» **QUESTIONS ON THE MATERIAL**
1) Answer these questions from the passage on Paul Greenberg's book about American seafood.
(a) Which three fisheries does the book profile?
(b) About how many pounds of seafood does the United States export each year?
(c) Where does Manhattan's Pearl Street get its name?
2) Extend the passage on Paul Greenberg's book about American seafood, starting after its last sentence.

EXCERPT TO READ START

This shift is the focus of Paul Greenberg's new book—American Catch: The Fight for Our Local Seafood. In it he profiles three fisheries—New England oysters, Gulf shrimp, and Alaskan salmon—to try to get to the bottom of a startling statistic he came upon a few years ago. The United States controls more ocean than any country on earth, something like 2.8 billion acres. Yet more than 85 percent of the seafood we eat is imported.
At first, Paul wrote this off as a typical case of America taking more than its fair share of the world's resources. But then he discovered something else. We're exporting something like 3 billion pounds of seafood a year—high quality seafood, like New England lobster and sea scallops and wild Alaskan salmon.
In American Catch he goes into why, and how this shift has affected the ecological health of our coastlines. Alex and I were lucky enough to get to get an early peek at the book—we met Paul when he came to Wellfleet for a talk last summer—and it's a fascinating read. The oyster chapter, in particular is full of great New England history and ecosystem facts, and much of it is full of cautionary tales for our local industry. Among other things, I learned that Manhattan's "Pearl Street" derives its name from a time when the road with paved with native oyster shells. And that oyster reefs make harbors more shallow, and can help stabilize a shoreline and soften the blow from storm surges like the ones that devastated New York and New Jersey during Hurricane Sandy.

EXCERPT TO READ END
RECORD EXCERPTS START

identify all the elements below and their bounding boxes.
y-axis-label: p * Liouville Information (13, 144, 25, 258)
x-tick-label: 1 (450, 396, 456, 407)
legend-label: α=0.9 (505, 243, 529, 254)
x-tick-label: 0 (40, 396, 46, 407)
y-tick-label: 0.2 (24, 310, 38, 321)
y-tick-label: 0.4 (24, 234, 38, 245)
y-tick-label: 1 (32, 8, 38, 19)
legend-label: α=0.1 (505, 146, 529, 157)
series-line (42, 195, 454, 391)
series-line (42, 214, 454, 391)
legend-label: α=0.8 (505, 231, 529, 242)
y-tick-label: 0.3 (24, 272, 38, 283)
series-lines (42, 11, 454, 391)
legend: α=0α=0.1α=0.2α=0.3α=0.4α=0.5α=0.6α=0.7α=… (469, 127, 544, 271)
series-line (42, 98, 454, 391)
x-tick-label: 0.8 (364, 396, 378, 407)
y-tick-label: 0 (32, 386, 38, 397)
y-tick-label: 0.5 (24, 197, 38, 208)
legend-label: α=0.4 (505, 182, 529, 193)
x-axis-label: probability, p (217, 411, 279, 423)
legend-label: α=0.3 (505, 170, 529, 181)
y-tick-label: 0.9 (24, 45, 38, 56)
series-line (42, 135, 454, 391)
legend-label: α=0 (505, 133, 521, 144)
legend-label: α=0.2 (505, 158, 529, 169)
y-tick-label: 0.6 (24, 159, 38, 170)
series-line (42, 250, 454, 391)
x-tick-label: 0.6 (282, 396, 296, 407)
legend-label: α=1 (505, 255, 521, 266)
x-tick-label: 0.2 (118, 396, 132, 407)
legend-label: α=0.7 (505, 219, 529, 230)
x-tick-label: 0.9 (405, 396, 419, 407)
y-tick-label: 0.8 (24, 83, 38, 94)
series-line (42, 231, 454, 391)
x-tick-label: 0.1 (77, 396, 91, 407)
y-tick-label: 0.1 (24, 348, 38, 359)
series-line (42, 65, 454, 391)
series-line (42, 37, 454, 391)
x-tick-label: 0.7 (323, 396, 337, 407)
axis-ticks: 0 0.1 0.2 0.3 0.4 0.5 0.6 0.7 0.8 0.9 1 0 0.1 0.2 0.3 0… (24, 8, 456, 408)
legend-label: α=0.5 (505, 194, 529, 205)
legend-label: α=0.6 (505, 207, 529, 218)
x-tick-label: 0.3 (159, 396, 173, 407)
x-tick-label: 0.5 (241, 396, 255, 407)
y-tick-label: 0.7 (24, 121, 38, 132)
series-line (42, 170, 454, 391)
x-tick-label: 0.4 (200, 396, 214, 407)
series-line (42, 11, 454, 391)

RECORD EXCERPTS END

» **EXPECTED RESPONSES**
1)
(a) New England oysters, Gulf shrimp, and Alaskan salmon.
(b) About 3 billion pounds.
(c) It comes from a time when the road was paved with native oyster shells.

2)
The book is out now, and next week, Paul and his family are visiting the Vineyard. He'll be giving a reading and answering questions at Bunch of Grapes Bookstore in Vineyard Haven on Tuesday, August 26th at 7pm. If you're on island, it'll be a fun night. If you can't get there, I highly recommend the book. There's still time for a little summer reading, especially when it's both informative and fun.